▶ [EXERCISE INSTRUCTIONS]:
State the count of lines below in which the word "автодороге" appears, and add nothing.

***** DATASET EXCERPTS

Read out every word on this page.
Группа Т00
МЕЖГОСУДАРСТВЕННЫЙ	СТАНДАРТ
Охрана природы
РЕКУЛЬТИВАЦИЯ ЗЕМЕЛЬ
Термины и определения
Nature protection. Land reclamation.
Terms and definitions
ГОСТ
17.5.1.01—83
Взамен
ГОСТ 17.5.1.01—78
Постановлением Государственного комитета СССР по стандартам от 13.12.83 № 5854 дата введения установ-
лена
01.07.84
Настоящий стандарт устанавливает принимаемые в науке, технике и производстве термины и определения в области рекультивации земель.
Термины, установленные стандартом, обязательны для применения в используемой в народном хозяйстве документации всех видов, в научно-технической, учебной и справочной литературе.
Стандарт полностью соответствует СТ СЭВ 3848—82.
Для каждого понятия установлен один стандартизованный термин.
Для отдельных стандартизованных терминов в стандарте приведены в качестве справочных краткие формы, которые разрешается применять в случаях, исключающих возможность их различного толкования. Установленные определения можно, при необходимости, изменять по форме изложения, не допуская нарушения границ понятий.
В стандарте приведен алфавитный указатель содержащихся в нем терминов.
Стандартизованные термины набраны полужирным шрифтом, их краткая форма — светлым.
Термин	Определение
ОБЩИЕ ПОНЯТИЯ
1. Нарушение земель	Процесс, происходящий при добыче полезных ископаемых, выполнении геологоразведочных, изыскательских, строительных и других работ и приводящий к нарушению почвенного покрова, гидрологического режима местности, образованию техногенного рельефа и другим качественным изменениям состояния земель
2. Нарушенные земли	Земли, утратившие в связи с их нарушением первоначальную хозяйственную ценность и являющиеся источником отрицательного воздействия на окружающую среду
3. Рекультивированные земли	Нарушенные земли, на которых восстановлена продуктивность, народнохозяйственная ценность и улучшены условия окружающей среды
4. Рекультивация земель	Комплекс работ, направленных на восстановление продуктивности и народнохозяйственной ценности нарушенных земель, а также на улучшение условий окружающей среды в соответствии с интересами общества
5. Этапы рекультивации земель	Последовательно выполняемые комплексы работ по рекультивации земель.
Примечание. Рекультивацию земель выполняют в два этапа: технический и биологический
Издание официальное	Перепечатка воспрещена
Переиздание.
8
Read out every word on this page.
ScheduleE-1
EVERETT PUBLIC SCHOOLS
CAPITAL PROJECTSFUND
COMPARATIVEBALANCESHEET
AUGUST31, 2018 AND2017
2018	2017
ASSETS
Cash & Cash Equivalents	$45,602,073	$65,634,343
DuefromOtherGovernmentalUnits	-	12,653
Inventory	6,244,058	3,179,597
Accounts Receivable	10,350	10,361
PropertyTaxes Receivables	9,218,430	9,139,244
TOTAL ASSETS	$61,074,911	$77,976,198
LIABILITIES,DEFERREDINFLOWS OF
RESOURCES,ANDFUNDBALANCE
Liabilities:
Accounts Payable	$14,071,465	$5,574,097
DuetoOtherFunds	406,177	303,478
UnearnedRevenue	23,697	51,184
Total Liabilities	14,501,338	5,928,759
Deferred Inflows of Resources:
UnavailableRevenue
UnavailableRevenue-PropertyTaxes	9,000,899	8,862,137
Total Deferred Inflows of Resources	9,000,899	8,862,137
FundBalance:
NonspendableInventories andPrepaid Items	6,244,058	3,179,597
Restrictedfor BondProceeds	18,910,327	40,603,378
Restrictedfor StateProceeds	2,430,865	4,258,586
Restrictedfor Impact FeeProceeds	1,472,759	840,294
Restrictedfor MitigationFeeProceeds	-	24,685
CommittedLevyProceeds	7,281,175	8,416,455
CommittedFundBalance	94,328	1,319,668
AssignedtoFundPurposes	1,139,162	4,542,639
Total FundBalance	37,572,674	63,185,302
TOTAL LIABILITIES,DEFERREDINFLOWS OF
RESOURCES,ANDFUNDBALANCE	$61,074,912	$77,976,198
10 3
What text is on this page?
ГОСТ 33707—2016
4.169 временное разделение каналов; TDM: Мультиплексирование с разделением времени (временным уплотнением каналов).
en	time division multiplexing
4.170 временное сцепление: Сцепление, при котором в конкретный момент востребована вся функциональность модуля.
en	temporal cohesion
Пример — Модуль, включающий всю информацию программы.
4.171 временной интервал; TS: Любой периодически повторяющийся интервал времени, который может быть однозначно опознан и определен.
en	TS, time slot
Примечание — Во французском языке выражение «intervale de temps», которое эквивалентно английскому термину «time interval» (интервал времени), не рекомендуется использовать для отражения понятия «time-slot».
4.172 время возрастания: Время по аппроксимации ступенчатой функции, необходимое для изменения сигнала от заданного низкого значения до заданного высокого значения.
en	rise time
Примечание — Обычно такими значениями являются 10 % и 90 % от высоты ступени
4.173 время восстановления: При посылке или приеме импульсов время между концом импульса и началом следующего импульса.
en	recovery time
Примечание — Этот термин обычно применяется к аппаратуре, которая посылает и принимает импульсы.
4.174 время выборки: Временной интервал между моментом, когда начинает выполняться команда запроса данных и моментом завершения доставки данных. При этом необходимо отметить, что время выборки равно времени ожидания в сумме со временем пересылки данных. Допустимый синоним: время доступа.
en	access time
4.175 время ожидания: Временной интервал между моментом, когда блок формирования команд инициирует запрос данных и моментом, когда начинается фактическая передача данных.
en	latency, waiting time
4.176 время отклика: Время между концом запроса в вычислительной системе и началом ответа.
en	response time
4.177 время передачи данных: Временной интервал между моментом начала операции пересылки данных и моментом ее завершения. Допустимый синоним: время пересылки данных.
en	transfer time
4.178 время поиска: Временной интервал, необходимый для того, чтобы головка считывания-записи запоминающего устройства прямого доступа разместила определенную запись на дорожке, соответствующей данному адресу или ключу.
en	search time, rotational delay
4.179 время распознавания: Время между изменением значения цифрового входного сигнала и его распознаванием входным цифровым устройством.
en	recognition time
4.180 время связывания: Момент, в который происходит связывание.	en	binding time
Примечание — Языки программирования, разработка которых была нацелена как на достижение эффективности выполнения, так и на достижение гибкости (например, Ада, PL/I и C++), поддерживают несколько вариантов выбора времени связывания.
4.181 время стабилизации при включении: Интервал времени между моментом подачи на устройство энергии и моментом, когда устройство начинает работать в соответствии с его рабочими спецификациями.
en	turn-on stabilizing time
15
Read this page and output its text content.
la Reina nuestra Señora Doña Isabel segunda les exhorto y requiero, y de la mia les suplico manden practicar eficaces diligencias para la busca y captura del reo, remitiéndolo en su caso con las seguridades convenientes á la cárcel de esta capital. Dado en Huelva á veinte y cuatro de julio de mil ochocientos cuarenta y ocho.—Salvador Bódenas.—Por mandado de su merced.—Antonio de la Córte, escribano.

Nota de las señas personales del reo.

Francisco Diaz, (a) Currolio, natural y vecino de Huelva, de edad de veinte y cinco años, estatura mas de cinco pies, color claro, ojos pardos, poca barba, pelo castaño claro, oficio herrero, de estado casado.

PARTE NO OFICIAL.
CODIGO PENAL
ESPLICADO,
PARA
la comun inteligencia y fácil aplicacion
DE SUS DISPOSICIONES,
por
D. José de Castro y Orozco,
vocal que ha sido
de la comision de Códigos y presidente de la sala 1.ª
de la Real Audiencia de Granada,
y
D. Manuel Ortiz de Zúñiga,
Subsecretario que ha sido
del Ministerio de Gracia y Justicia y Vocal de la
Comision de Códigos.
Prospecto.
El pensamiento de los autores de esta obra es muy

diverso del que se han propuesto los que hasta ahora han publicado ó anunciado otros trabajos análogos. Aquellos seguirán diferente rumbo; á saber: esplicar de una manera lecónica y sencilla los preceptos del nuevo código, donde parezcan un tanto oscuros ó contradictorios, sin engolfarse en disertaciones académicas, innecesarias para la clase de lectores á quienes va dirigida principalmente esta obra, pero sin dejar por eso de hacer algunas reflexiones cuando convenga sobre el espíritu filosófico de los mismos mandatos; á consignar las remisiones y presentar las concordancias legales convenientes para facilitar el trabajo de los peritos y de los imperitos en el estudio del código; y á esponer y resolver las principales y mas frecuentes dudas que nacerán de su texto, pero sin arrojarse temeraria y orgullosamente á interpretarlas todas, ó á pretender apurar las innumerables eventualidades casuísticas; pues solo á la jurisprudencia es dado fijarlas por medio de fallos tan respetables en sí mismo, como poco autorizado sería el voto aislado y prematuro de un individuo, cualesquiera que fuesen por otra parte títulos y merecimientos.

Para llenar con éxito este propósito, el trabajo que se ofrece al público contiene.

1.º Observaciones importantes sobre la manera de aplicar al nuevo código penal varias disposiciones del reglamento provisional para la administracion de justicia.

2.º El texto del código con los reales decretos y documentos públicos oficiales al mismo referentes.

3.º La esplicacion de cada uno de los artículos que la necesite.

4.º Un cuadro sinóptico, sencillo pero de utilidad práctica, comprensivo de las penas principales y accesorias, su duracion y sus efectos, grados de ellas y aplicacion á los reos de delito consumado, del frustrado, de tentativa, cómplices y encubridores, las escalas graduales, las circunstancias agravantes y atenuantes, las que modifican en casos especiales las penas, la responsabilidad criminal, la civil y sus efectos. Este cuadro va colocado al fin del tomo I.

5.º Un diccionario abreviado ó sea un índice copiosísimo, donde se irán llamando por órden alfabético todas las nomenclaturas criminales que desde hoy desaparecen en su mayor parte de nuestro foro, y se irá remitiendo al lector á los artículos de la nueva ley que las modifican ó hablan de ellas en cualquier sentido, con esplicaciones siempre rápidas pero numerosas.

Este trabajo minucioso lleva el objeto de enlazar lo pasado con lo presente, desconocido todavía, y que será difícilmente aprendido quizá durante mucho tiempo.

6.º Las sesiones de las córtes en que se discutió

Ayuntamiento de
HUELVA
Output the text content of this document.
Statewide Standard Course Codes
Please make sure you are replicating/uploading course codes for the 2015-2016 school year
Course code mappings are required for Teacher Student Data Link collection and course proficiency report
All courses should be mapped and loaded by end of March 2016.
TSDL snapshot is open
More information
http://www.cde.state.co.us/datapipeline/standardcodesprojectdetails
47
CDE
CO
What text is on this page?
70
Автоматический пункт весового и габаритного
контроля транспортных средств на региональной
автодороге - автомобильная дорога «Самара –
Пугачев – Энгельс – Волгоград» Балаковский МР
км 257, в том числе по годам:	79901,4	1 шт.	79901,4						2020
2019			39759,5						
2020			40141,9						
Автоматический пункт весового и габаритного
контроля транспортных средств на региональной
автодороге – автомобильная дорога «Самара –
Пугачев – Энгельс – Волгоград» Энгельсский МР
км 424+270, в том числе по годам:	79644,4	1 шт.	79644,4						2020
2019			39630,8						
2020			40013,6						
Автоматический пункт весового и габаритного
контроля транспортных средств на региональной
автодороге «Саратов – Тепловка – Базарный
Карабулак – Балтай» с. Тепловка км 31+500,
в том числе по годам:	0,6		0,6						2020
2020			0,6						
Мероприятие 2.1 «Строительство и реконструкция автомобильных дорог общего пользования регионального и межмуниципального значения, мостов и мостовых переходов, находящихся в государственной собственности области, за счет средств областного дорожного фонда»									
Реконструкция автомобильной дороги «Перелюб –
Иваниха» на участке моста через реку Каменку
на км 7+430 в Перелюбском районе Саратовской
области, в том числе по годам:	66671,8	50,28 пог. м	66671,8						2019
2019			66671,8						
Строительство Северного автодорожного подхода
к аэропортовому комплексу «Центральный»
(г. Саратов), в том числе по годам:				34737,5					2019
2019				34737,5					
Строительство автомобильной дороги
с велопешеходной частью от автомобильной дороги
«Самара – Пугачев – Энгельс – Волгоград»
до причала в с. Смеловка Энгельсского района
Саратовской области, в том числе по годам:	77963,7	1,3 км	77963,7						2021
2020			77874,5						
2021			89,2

**********

▶ [ANSWER FOR THE TASK]:
3